### Stated exercise:
Answer these questions using the artist's statement below.
1. What does the statement name as the definer of art?
2. In what city and month and year did the artist write out the brief statement on the work of the artist in the western world?
3. What is the human unconscious called in the final paragraph?

Start of Extract

A FEW MODERN WORDS FROM THE ARTIST
Art gives us unique access to our unconscious parts. That’s what makes it art. It can do other things, too: Decorate, Instruct, Depress, that. But, the definer of art is that it triggers a different access to parts of us hitherto concealed. An image may do that for one person and not for others.
An art image has to start with at least a fragment of the known culture-- perhaps no more than a bit of color. From there it can go anywhere. Art has no arbitrary limits.
However, no piece of art can be as unusual as the extremes of our own experience.
Art is less intimate, more conservative, than our dreams and imaginings. On the other hand, it endures. When well made, it can give a new experience to countless individuals for a thousand years.
For me, painting is better than writing. In Paris in December 1987, after thinking it over for hundreds of hours while putting colors on papers, I wrote out my brief statement on the work of the artist in the western world.
THE WORK OF THE ARTIST IN THE WESTERN WORLD
An endless cavern of gleaming gems is the human unconscious. When needed, to deal with an event, you can bring to the surface of consciousness only a single jewel, a single broach or diadem, at one time. Many myriad remain untouched. The work of art brings you to reach for new clusters of treasure, now and in the future.

End of Extract
Start of Dataset excerpt

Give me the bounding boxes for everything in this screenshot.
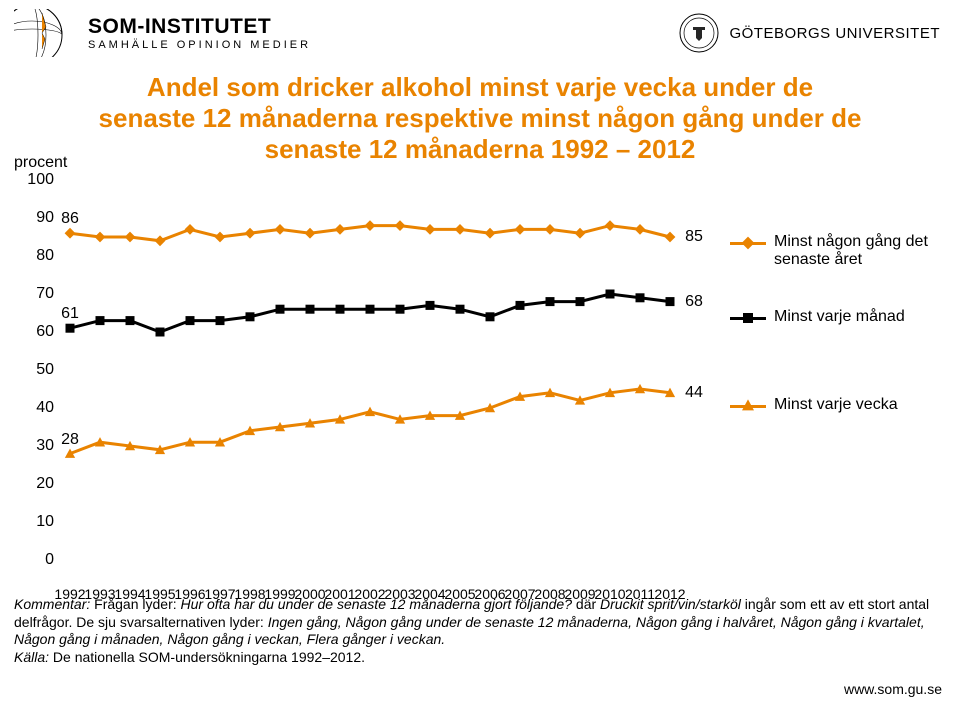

End of Dataset excerpt

### Written solution:
1. That it triggers a different access to parts of us hitherto concealed.
2. Paris, December 1987.
3. An endless cavern of gleaming gems.